▶ GOAL OF THE EXERCISE
Return the listing below verbatim. Pictures do not belong in the copy.

▶ INPUT DATA
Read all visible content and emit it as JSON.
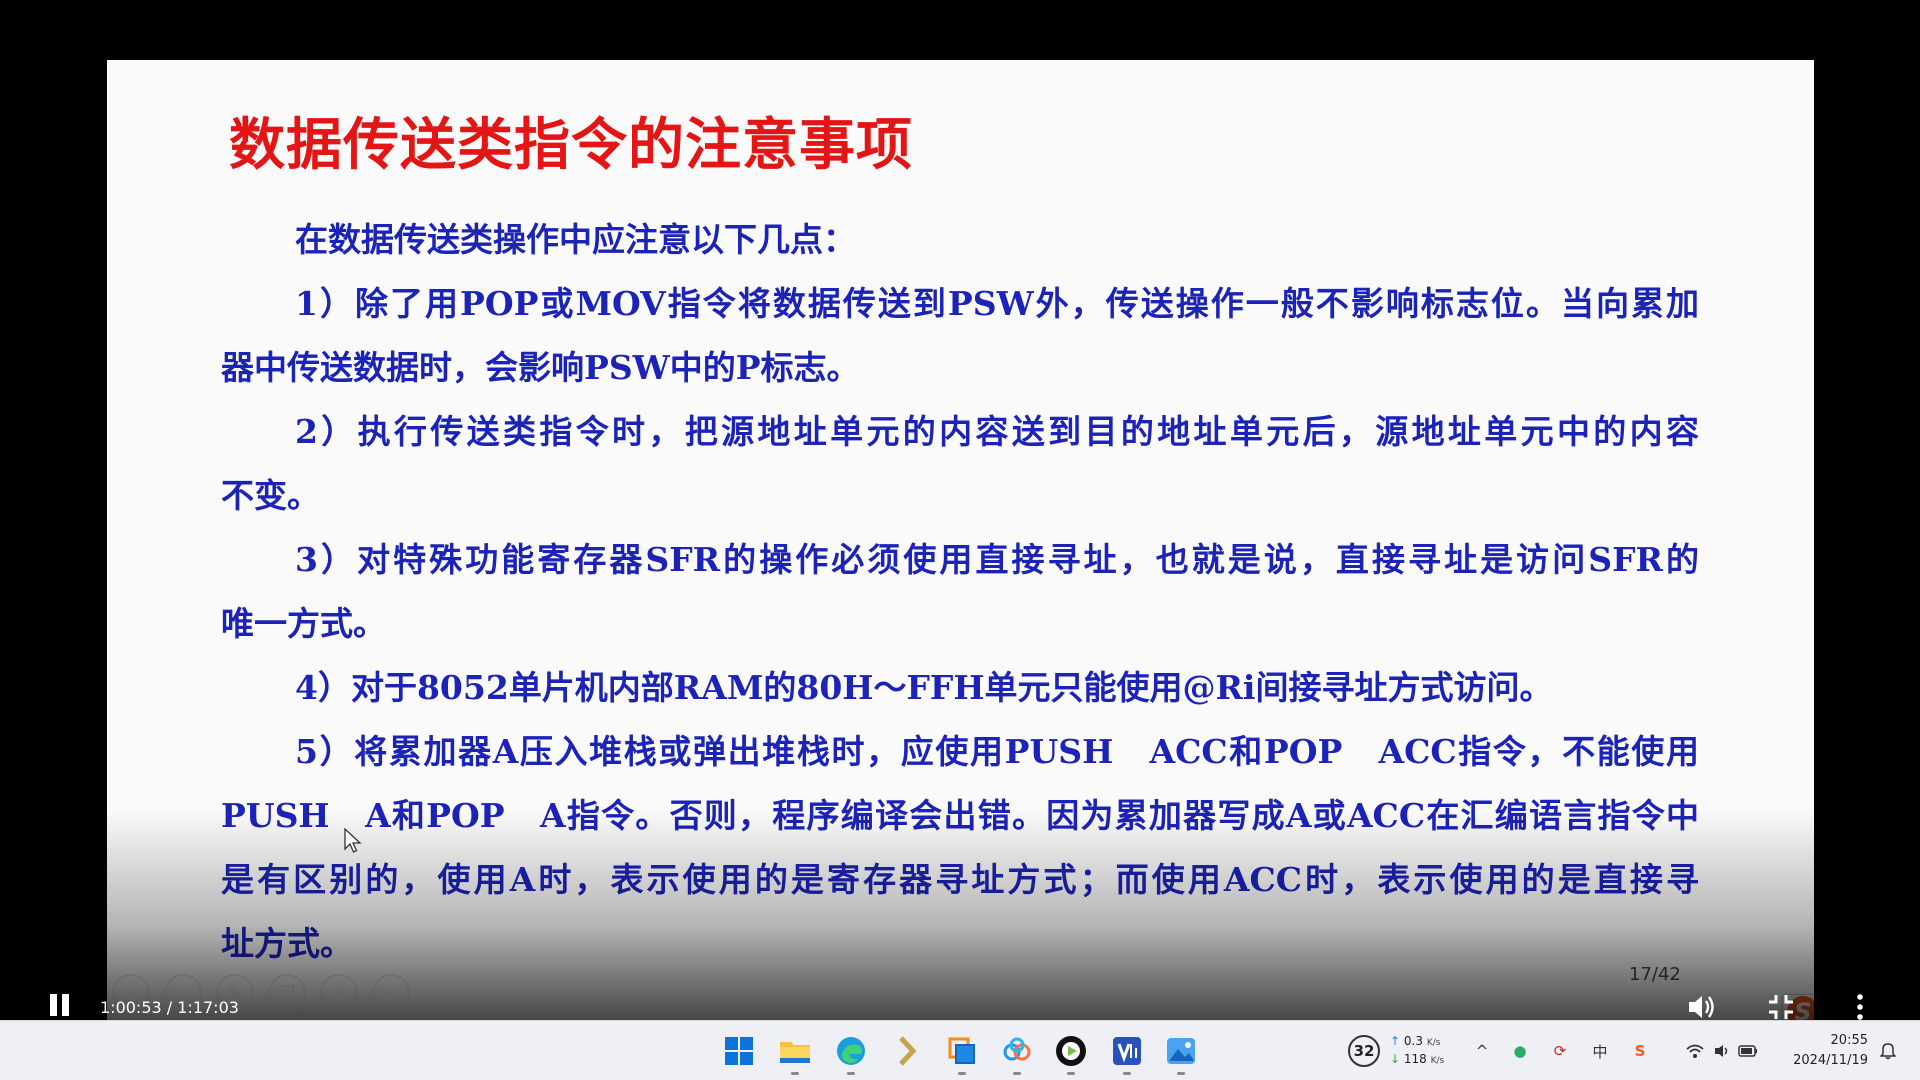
{
  "slide": {
    "title": "数据传送类指令的注意事项",
    "lines": [
      "在数据传送类操作中应注意以下几点：",
      "1）除了用POP或MOV指令将数据传送到PSW外，传送操作一般不影响标志位。当向累加",
      "器中传送数据时，会影响PSW中的P标志。",
      "2）执行传送类指令时，把源地址单元的内容送到目的地址单元后，源地址单元中的内容",
      "不变。",
      "3）对特殊功能寄存器SFR的操作必须使用直接寻址，也就是说，直接寻址是访问SFR的",
      "唯一方式。",
      "4）对于8052单片机内部RAM的80H～FFH单元只能使用@Ri间接寻址方式访问。",
      "5）将累加器A压入堆栈或弹出堆栈时，应使用PUSH　ACC和POP　ACC指令，不能使用",
      "PUSH　A和POP　A指令。否则，程序编译会出错。因为累加器写成A或ACC在汇编语言指令中",
      "是有区别的，使用A时，表示使用的是寄存器寻址方式；而使用ACC时，表示使用的是直接寻",
      "址方式。"
    ],
    "page_indicator": "17/42",
    "text_color": "#1c23b7",
    "title_color": "#e41515"
  },
  "ime": {
    "logo": "S",
    "mode": "中",
    "punct": "°,"
  },
  "player": {
    "time": "1:00:53 / 1:17:03",
    "state_icon": "pause-icon",
    "toolbar_icons": [
      "arrow-left-icon",
      "arrow-right-icon",
      "pen-icon",
      "copy-icon",
      "zoom-icon",
      "menu-icon"
    ]
  },
  "taskbar": {
    "apps": [
      "windows-start-icon",
      "file-explorer-icon",
      "edge-icon",
      "kingsoft-icon",
      "task-view-icon",
      "baidu-netdisk-icon",
      "video-app-icon",
      "vs-icon",
      "photos-icon"
    ],
    "weather_temp": "32",
    "net_up": "0.3",
    "net_up_unit": "K/s",
    "net_down": "118",
    "net_down_unit": "K/s",
    "input_method": "中",
    "time": "20:55",
    "date": "2024/11/19"
  }
}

▶ WRITTEN SOLUTION
Read all visible content and emit it as JSON.
{
  "slide": {
    "title": "数据传送类指令的注意事项",
    "lines": [
      "在数据传送类操作中应注意以下几点：",
      "1）除了用POP或MOV指令将数据传送到PSW外，传送操作一般不影响标志位。当向累加",
      "器中传送数据时，会影响PSW中的P标志。",
      "2）执行传送类指令时，把源地址单元的内容送到目的地址单元后，源地址单元中的内容",
      "不变。",
      "3）对特殊功能寄存器SFR的操作必须使用直接寻址，也就是说，直接寻址是访问SFR的",
      "唯一方式。",
      "4）对于8052单片机内部RAM的80H～FFH单元只能使用@Ri间接寻址方式访问。",
      "5）将累加器A压入堆栈或弹出堆栈时，应使用PUSH　ACC和POP　ACC指令，不能使用",
      "PUSH　A和POP　A指令。否则，程序编译会出错。因为累加器写成A或ACC在汇编语言指令中",
      "是有区别的，使用A时，表示使用的是寄存器寻址方式；而使用ACC时，表示使用的是直接寻",
      "址方式。"
    ],
    "page_indicator": "17/42",
    "text_color": "#1c23b7",
    "title_color": "#e41515"
  },
  "ime": {
    "logo": "S",
    "mode": "中",
    "punct": "°,"
  },
  "player": {
    "time": "1:00:53 / 1:17:03",
    "state_icon": "pause-icon",
    "toolbar_icons": [
      "arrow-left-icon",
      "arrow-right-icon",
      "pen-icon",
      "copy-icon",
      "zoom-icon",
      "menu-icon"
    ]
  },
  "taskbar": {
    "apps": [
      "windows-start-icon",
      "file-explorer-icon",
      "edge-icon",
      "kingsoft-icon",
      "task-view-icon",
      "baidu-netdisk-icon",
      "video-app-icon",
      "vs-icon",
      "photos-icon"
    ],
    "weather_temp": "32",
    "net_up": "0.3",
    "net_up_unit": "K/s",
    "net_down": "118",
    "net_down_unit": "K/s",
    "input_method": "中",
    "time": "20:55",
    "date": "2024/11/19"
  }
}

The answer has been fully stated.